[Stored entries]

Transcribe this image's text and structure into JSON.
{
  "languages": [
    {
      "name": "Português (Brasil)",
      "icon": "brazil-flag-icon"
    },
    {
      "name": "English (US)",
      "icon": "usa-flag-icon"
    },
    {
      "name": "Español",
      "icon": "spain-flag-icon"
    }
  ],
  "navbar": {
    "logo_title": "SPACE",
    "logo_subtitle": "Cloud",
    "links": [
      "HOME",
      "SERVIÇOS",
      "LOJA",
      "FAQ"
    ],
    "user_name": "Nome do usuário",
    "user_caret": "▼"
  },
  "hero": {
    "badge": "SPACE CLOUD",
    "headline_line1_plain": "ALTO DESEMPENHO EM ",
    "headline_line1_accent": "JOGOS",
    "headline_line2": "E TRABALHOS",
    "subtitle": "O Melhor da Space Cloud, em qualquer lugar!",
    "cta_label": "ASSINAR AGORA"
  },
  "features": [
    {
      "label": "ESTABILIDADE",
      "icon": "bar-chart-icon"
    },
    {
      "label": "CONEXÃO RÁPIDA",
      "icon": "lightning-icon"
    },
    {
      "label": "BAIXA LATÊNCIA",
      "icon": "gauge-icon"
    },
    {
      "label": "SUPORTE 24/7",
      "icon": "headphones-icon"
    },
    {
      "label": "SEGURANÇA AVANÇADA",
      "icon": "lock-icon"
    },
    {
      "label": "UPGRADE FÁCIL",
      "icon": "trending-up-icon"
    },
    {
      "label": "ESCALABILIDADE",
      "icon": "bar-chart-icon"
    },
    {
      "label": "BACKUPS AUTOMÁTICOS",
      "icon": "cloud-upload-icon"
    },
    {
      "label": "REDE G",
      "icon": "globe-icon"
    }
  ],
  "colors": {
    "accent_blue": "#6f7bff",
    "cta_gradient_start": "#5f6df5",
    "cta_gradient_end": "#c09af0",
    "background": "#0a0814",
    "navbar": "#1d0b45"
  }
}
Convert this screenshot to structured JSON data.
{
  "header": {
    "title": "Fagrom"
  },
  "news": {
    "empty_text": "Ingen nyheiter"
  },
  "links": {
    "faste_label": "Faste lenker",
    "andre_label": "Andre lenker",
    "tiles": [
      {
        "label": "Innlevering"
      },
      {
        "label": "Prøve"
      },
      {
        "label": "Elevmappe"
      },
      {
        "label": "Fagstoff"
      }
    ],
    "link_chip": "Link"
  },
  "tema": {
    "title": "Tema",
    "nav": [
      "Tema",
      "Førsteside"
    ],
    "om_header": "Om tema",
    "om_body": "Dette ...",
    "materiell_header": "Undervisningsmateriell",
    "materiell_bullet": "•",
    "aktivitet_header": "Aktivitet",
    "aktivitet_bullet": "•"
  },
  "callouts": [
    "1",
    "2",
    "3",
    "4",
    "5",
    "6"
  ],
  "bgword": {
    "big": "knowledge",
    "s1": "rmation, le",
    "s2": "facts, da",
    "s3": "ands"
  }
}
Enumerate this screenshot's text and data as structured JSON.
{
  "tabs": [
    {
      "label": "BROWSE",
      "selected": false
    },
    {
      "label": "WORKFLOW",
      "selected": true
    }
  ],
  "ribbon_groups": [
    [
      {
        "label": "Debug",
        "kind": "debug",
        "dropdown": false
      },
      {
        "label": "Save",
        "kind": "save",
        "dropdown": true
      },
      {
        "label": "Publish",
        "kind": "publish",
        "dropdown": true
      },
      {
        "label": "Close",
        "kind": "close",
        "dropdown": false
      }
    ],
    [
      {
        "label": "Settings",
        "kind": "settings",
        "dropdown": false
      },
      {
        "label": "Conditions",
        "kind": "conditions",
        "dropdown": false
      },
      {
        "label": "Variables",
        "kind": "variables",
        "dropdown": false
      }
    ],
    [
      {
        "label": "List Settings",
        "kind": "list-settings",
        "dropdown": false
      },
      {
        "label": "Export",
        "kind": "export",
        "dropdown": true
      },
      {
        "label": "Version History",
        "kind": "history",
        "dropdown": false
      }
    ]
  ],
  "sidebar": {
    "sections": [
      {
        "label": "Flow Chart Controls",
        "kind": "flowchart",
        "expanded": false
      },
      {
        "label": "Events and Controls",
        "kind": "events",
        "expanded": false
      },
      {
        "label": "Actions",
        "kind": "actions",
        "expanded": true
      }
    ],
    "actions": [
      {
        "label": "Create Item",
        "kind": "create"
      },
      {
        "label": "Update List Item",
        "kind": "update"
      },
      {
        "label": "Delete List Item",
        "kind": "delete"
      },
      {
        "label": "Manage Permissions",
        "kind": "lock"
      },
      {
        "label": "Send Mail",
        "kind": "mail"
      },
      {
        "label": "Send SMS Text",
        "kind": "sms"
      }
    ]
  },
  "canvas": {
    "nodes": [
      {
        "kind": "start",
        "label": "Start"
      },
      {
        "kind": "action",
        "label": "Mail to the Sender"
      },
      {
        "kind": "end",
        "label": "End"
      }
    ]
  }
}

## What to produce
Restate each record exactly as written.

## Result
Transcribe this image's text and structure into JSON.
{
  "languages": [
    {
      "name": "Português (Brasil)",
      "icon": "brazil-flag-icon"
    },
    {
      "name": "English (US)",
      "icon": "usa-flag-icon"
    },
    {
      "name": "Español",
      "icon": "spain-flag-icon"
    }
  ],
  "navbar": {
    "logo_title": "SPACE",
    "logo_subtitle": "Cloud",
    "links": [
      "HOME",
      "SERVIÇOS",
      "LOJA",
      "FAQ"
    ],
    "user_name": "Nome do usuário",
    "user_caret": "▼"
  },
  "hero": {
    "badge": "SPACE CLOUD",
    "headline_line1_plain": "ALTO DESEMPENHO EM ",
    "headline_line1_accent": "JOGOS",
    "headline_line2": "E TRABALHOS",
    "subtitle": "O Melhor da Space Cloud, em qualquer lugar!",
    "cta_label": "ASSINAR AGORA"
  },
  "features": [
    {
      "label": "ESTABILIDADE",
      "icon": "bar-chart-icon"
    },
    {
      "label": "CONEXÃO RÁPIDA",
      "icon": "lightning-icon"
    },
    {
      "label": "BAIXA LATÊNCIA",
      "icon": "gauge-icon"
    },
    {
      "label": "SUPORTE 24/7",
      "icon": "headphones-icon"
    },
    {
      "label": "SEGURANÇA AVANÇADA",
      "icon": "lock-icon"
    },
    {
      "label": "UPGRADE FÁCIL",
      "icon": "trending-up-icon"
    },
    {
      "label": "ESCALABILIDADE",
      "icon": "bar-chart-icon"
    },
    {
      "label": "BACKUPS AUTOMÁTICOS",
      "icon": "cloud-upload-icon"
    },
    {
      "label": "REDE G",
      "icon": "globe-icon"
    }
  ],
  "colors": {
    "accent_blue": "#6f7bff",
    "cta_gradient_start": "#5f6df5",
    "cta_gradient_end": "#c09af0",
    "background": "#0a0814",
    "navbar": "#1d0b45"
  }
}
Convert this screenshot to structured JSON data.
{
  "header": {
    "title": "Fagrom"
  },
  "news": {
    "empty_text": "Ingen nyheiter"
  },
  "links": {
    "faste_label": "Faste lenker",
    "andre_label": "Andre lenker",
    "tiles": [
      {
        "label": "Innlevering"
      },
      {
        "label": "Prøve"
      },
      {
        "label": "Elevmappe"
      },
      {
        "label": "Fagstoff"
      }
    ],
    "link_chip": "Link"
  },
  "tema": {
    "title": "Tema",
    "nav": [
      "Tema",
      "Førsteside"
    ],
    "om_header": "Om tema",
    "om_body": "Dette ...",
    "materiell_header": "Undervisningsmateriell",
    "materiell_bullet": "•",
    "aktivitet_header": "Aktivitet",
    "aktivitet_bullet": "•"
  },
  "callouts": [
    "1",
    "2",
    "3",
    "4",
    "5",
    "6"
  ],
  "bgword": {
    "big": "knowledge",
    "s1": "rmation, le",
    "s2": "facts, da",
    "s3": "ands"
  }
}
Enumerate this screenshot's text and data as structured JSON.
{
  "tabs": [
    {
      "label": "BROWSE",
      "selected": false
    },
    {
      "label": "WORKFLOW",
      "selected": true
    }
  ],
  "ribbon_groups": [
    [
      {
        "label": "Debug",
        "kind": "debug",
        "dropdown": false
      },
      {
        "label": "Save",
        "kind": "save",
        "dropdown": true
      },
      {
        "label": "Publish",
        "kind": "publish",
        "dropdown": true
      },
      {
        "label": "Close",
        "kind": "close",
        "dropdown": false
      }
    ],
    [
      {
        "label": "Settings",
        "kind": "settings",
        "dropdown": false
      },
      {
        "label": "Conditions",
        "kind": "conditions",
        "dropdown": false
      },
      {
        "label": "Variables",
        "kind": "variables",
        "dropdown": false
      }
    ],
    [
      {
        "label": "List Settings",
        "kind": "list-settings",
        "dropdown": false
      },
      {
        "label": "Export",
        "kind": "export",
        "dropdown": true
      },
      {
        "label": "Version History",
        "kind": "history",
        "dropdown": false
      }
    ]
  ],
  "sidebar": {
    "sections": [
      {
        "label": "Flow Chart Controls",
        "kind": "flowchart",
        "expanded": false
      },
      {
        "label": "Events and Controls",
        "kind": "events",
        "expanded": false
      },
      {
        "label": "Actions",
        "kind": "actions",
        "expanded": true
      }
    ],
    "actions": [
      {
        "label": "Create Item",
        "kind": "create"
      },
      {
        "label": "Update List Item",
        "kind": "update"
      },
      {
        "label": "Delete List Item",
        "kind": "delete"
      },
      {
        "label": "Manage Permissions",
        "kind": "lock"
      },
      {
        "label": "Send Mail",
        "kind": "mail"
      },
      {
        "label": "Send SMS Text",
        "kind": "sms"
      }
    ]
  },
  "canvas": {
    "nodes": [
      {
        "kind": "start",
        "label": "Start"
      },
      {
        "kind": "action",
        "label": "Mail to the Sender"
      },
      {
        "kind": "end",
        "label": "End"
      }
    ]
  }
}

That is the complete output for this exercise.